GIVEN PROBLEM:
Exactly repeat the full listing that follows.

** start **

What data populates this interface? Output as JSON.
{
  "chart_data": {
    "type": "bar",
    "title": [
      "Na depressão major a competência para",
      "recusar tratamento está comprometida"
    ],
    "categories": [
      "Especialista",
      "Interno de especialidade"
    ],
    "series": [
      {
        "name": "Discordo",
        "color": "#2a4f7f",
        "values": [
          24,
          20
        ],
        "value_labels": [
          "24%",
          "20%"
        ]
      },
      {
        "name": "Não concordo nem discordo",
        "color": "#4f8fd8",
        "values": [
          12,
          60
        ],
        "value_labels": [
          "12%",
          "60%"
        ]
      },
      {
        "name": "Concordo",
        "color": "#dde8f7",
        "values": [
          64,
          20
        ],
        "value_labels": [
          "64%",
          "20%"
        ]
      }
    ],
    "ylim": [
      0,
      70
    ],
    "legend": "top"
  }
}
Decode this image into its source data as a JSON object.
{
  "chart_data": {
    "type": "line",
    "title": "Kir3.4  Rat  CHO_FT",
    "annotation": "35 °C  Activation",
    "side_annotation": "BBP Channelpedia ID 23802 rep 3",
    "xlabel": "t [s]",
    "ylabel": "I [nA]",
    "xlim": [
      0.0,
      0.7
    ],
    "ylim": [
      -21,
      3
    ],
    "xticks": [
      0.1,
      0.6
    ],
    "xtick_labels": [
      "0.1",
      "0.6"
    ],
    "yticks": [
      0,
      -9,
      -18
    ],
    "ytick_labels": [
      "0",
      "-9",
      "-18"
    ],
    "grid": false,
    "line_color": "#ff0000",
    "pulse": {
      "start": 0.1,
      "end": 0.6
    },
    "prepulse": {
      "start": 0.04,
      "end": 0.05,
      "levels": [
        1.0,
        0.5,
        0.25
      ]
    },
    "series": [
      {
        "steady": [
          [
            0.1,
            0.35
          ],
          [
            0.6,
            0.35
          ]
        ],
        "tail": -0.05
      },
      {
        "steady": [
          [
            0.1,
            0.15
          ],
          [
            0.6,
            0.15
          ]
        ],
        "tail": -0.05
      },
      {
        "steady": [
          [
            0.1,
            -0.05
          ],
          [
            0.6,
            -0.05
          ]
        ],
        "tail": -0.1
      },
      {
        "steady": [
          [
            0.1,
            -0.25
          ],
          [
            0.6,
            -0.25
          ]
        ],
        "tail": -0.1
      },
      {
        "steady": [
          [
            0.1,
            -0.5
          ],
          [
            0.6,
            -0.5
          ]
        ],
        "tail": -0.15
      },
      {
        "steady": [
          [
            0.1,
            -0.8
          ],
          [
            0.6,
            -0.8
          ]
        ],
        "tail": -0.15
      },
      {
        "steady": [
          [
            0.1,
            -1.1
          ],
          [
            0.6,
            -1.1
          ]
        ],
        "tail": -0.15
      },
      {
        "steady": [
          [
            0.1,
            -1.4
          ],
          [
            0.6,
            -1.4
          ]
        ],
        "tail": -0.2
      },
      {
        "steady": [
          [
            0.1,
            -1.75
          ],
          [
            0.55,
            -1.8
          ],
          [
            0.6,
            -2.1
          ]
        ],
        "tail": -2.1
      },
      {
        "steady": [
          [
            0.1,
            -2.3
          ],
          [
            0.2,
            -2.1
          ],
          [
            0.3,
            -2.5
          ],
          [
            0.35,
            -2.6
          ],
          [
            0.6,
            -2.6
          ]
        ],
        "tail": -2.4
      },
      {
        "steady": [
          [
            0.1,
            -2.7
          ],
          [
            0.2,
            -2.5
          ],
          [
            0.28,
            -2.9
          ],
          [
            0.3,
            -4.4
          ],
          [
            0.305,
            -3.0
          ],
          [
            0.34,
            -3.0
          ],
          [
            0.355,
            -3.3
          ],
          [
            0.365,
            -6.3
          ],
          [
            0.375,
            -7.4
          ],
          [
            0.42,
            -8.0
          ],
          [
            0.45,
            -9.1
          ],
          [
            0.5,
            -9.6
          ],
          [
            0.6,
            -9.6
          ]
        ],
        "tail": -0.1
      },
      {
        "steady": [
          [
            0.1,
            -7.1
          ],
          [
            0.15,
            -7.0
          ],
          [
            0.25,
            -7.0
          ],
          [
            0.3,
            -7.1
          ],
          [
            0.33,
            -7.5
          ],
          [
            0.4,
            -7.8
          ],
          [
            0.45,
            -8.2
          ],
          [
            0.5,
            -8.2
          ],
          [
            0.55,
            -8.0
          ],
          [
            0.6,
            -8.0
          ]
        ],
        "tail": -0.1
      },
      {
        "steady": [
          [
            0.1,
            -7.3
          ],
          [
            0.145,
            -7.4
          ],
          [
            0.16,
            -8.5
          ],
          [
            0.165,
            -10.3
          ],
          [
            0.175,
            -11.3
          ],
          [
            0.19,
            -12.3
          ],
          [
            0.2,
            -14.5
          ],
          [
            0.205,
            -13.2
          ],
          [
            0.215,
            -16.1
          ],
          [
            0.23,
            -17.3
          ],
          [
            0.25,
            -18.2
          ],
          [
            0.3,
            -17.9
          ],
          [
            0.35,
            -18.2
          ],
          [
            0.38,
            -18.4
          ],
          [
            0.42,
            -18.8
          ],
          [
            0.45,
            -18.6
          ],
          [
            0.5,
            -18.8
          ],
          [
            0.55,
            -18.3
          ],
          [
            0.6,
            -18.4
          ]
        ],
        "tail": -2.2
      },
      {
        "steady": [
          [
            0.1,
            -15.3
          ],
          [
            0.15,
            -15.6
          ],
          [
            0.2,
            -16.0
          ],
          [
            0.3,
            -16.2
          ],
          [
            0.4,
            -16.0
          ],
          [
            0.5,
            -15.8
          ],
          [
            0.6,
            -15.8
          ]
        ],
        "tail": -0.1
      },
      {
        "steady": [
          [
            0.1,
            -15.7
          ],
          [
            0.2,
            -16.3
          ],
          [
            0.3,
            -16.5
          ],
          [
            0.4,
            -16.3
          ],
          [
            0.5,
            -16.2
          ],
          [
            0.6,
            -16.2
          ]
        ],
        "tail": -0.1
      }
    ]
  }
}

** end **

TASK RESPONSE:
What data populates this interface? Output as JSON.
{
  "chart_data": {
    "type": "bar",
    "title": [
      "Na depressão major a competência para",
      "recusar tratamento está comprometida"
    ],
    "categories": [
      "Especialista",
      "Interno de especialidade"
    ],
    "series": [
      {
        "name": "Discordo",
        "color": "#2a4f7f",
        "values": [
          24,
          20
        ],
        "value_labels": [
          "24%",
          "20%"
        ]
      },
      {
        "name": "Não concordo nem discordo",
        "color": "#4f8fd8",
        "values": [
          12,
          60
        ],
        "value_labels": [
          "12%",
          "60%"
        ]
      },
      {
        "name": "Concordo",
        "color": "#dde8f7",
        "values": [
          64,
          20
        ],
        "value_labels": [
          "64%",
          "20%"
        ]
      }
    ],
    "ylim": [
      0,
      70
    ],
    "legend": "top"
  }
}
Decode this image into its source data as a JSON object.
{
  "chart_data": {
    "type": "line",
    "title": "Kir3.4  Rat  CHO_FT",
    "annotation": "35 °C  Activation",
    "side_annotation": "BBP Channelpedia ID 23802 rep 3",
    "xlabel": "t [s]",
    "ylabel": "I [nA]",
    "xlim": [
      0.0,
      0.7
    ],
    "ylim": [
      -21,
      3
    ],
    "xticks": [
      0.1,
      0.6
    ],
    "xtick_labels": [
      "0.1",
      "0.6"
    ],
    "yticks": [
      0,
      -9,
      -18
    ],
    "ytick_labels": [
      "0",
      "-9",
      "-18"
    ],
    "grid": false,
    "line_color": "#ff0000",
    "pulse": {
      "start": 0.1,
      "end": 0.6
    },
    "prepulse": {
      "start": 0.04,
      "end": 0.05,
      "levels": [
        1.0,
        0.5,
        0.25
      ]
    },
    "series": [
      {
        "steady": [
          [
            0.1,
            0.35
          ],
          [
            0.6,
            0.35
          ]
        ],
        "tail": -0.05
      },
      {
        "steady": [
          [
            0.1,
            0.15
          ],
          [
            0.6,
            0.15
          ]
        ],
        "tail": -0.05
      },
      {
        "steady": [
          [
            0.1,
            -0.05
          ],
          [
            0.6,
            -0.05
          ]
        ],
        "tail": -0.1
      },
      {
        "steady": [
          [
            0.1,
            -0.25
          ],
          [
            0.6,
            -0.25
          ]
        ],
        "tail": -0.1
      },
      {
        "steady": [
          [
            0.1,
            -0.5
          ],
          [
            0.6,
            -0.5
          ]
        ],
        "tail": -0.15
      },
      {
        "steady": [
          [
            0.1,
            -0.8
          ],
          [
            0.6,
            -0.8
          ]
        ],
        "tail": -0.15
      },
      {
        "steady": [
          [
            0.1,
            -1.1
          ],
          [
            0.6,
            -1.1
          ]
        ],
        "tail": -0.15
      },
      {
        "steady": [
          [
            0.1,
            -1.4
          ],
          [
            0.6,
            -1.4
          ]
        ],
        "tail": -0.2
      },
      {
        "steady": [
          [
            0.1,
            -1.75
          ],
          [
            0.55,
            -1.8
          ],
          [
            0.6,
            -2.1
          ]
        ],
        "tail": -2.1
      },
      {
        "steady": [
          [
            0.1,
            -2.3
          ],
          [
            0.2,
            -2.1
          ],
          [
            0.3,
            -2.5
          ],
          [
            0.35,
            -2.6
          ],
          [
            0.6,
            -2.6
          ]
        ],
        "tail": -2.4
      },
      {
        "steady": [
          [
            0.1,
            -2.7
          ],
          [
            0.2,
            -2.5
          ],
          [
            0.28,
            -2.9
          ],
          [
            0.3,
            -4.4
          ],
          [
            0.305,
            -3.0
          ],
          [
            0.34,
            -3.0
          ],
          [
            0.355,
            -3.3
          ],
          [
            0.365,
            -6.3
          ],
          [
            0.375,
            -7.4
          ],
          [
            0.42,
            -8.0
          ],
          [
            0.45,
            -9.1
          ],
          [
            0.5,
            -9.6
          ],
          [
            0.6,
            -9.6
          ]
        ],
        "tail": -0.1
      },
      {
        "steady": [
          [
            0.1,
            -7.1
          ],
          [
            0.15,
            -7.0
          ],
          [
            0.25,
            -7.0
          ],
          [
            0.3,
            -7.1
          ],
          [
            0.33,
            -7.5
          ],
          [
            0.4,
            -7.8
          ],
          [
            0.45,
            -8.2
          ],
          [
            0.5,
            -8.2
          ],
          [
            0.55,
            -8.0
          ],
          [
            0.6,
            -8.0
          ]
        ],
        "tail": -0.1
      },
      {
        "steady": [
          [
            0.1,
            -7.3
          ],
          [
            0.145,
            -7.4
          ],
          [
            0.16,
            -8.5
          ],
          [
            0.165,
            -10.3
          ],
          [
            0.175,
            -11.3
          ],
          [
            0.19,
            -12.3
          ],
          [
            0.2,
            -14.5
          ],
          [
            0.205,
            -13.2
          ],
          [
            0.215,
            -16.1
          ],
          [
            0.23,
            -17.3
          ],
          [
            0.25,
            -18.2
          ],
          [
            0.3,
            -17.9
          ],
          [
            0.35,
            -18.2
          ],
          [
            0.38,
            -18.4
          ],
          [
            0.42,
            -18.8
          ],
          [
            0.45,
            -18.6
          ],
          [
            0.5,
            -18.8
          ],
          [
            0.55,
            -18.3
          ],
          [
            0.6,
            -18.4
          ]
        ],
        "tail": -2.2
      },
      {
        "steady": [
          [
            0.1,
            -15.3
          ],
          [
            0.15,
            -15.6
          ],
          [
            0.2,
            -16.0
          ],
          [
            0.3,
            -16.2
          ],
          [
            0.4,
            -16.0
          ],
          [
            0.5,
            -15.8
          ],
          [
            0.6,
            -15.8
          ]
        ],
        "tail": -0.1
      },
      {
        "steady": [
          [
            0.1,
            -15.7
          ],
          [
            0.2,
            -16.3
          ],
          [
            0.3,
            -16.5
          ],
          [
            0.4,
            -16.3
          ],
          [
            0.5,
            -16.2
          ],
          [
            0.6,
            -16.2
          ]
        ],
        "tail": -0.1
      }
    ]
  }
}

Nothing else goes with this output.